**Written instruction**
Present each line of the entries below that holds the word "Protected".

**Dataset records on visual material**

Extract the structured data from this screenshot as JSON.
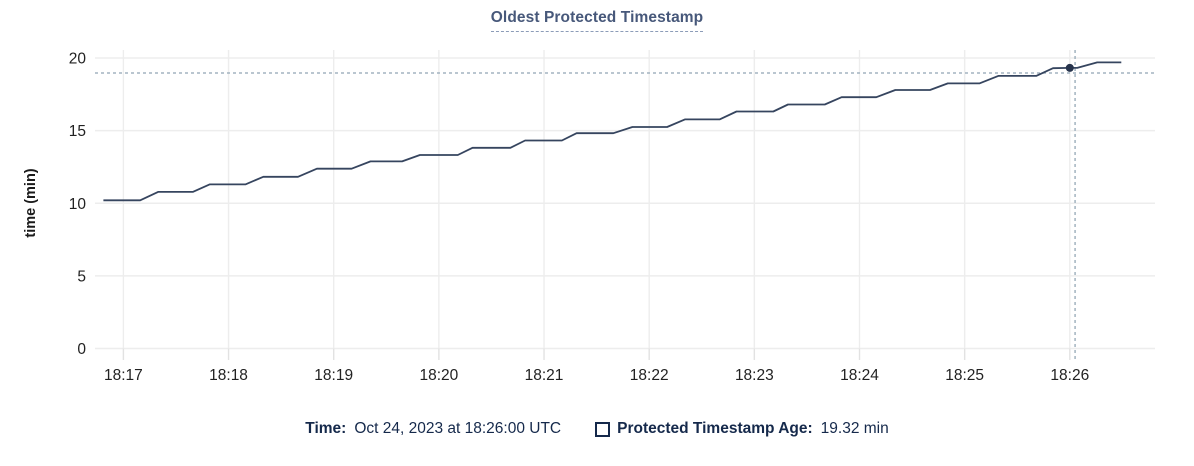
{
  "title": "Oldest Protected Timestamp",
  "y_axis_label": "time (min)",
  "legend": {
    "time_label": "Time:",
    "time_value": "Oct 24, 2023 at 18:26:00 UTC",
    "series_label": "Protected Timestamp Age:",
    "series_value": "19.32 min"
  },
  "colors": {
    "line": "#36455f",
    "marker": "#26334c",
    "title": "#47587a",
    "crosshair": "#a3b3c0",
    "gridline": "#ededed",
    "tick_extension": "#e2e2e2",
    "tick_text": "#222222",
    "legend_text": "#15294b"
  },
  "chart_data": {
    "type": "line",
    "title": "Oldest Protected Timestamp",
    "xlabel": "",
    "ylabel": "time (min)",
    "x_unit": "time of day UTC, decimal minutes after 18:00",
    "xlim": [
      16.73,
      26.81
    ],
    "ylim": [
      0,
      20
    ],
    "grid": true,
    "legend_position": "bottom",
    "x_ticks": [
      {
        "t": 17,
        "label": "18:17"
      },
      {
        "t": 18,
        "label": "18:18"
      },
      {
        "t": 19,
        "label": "18:19"
      },
      {
        "t": 20,
        "label": "18:20"
      },
      {
        "t": 21,
        "label": "18:21"
      },
      {
        "t": 22,
        "label": "18:22"
      },
      {
        "t": 23,
        "label": "18:23"
      },
      {
        "t": 24,
        "label": "18:24"
      },
      {
        "t": 25,
        "label": "18:25"
      },
      {
        "t": 26,
        "label": "18:26"
      }
    ],
    "y_ticks": [
      0,
      5,
      10,
      15,
      20
    ],
    "series": [
      {
        "name": "Protected Timestamp Age",
        "points": [
          [
            16.81,
            10.2
          ],
          [
            17.16,
            10.2
          ],
          [
            17.33,
            10.78
          ],
          [
            17.66,
            10.78
          ],
          [
            17.82,
            11.3
          ],
          [
            18.16,
            11.3
          ],
          [
            18.33,
            11.82
          ],
          [
            18.66,
            11.82
          ],
          [
            18.84,
            12.38
          ],
          [
            19.17,
            12.38
          ],
          [
            19.35,
            12.88
          ],
          [
            19.65,
            12.88
          ],
          [
            19.82,
            13.32
          ],
          [
            20.18,
            13.32
          ],
          [
            20.32,
            13.82
          ],
          [
            20.68,
            13.82
          ],
          [
            20.82,
            14.32
          ],
          [
            21.17,
            14.32
          ],
          [
            21.31,
            14.82
          ],
          [
            21.66,
            14.82
          ],
          [
            21.84,
            15.25
          ],
          [
            22.17,
            15.25
          ],
          [
            22.34,
            15.77
          ],
          [
            22.67,
            15.77
          ],
          [
            22.83,
            16.32
          ],
          [
            23.18,
            16.32
          ],
          [
            23.32,
            16.8
          ],
          [
            23.67,
            16.8
          ],
          [
            23.83,
            17.3
          ],
          [
            24.16,
            17.3
          ],
          [
            24.34,
            17.8
          ],
          [
            24.67,
            17.8
          ],
          [
            24.84,
            18.25
          ],
          [
            25.14,
            18.25
          ],
          [
            25.32,
            18.77
          ],
          [
            25.68,
            18.77
          ],
          [
            25.84,
            19.3
          ],
          [
            26.0,
            19.32
          ],
          [
            26.07,
            19.32
          ],
          [
            26.26,
            19.7
          ],
          [
            26.49,
            19.7
          ]
        ]
      }
    ],
    "hover_marker": {
      "t": 26.0,
      "value": 19.32
    },
    "crosshair": {
      "t": 26.05,
      "value": 18.97
    }
  }
}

**Solution for this exercise**
  "title": "Oldest Protected Timestamp",
    "series_label": "Protected Timestamp Age:",
    "title": "Oldest Protected Timestamp",
        "name": "Protected Timestamp Age",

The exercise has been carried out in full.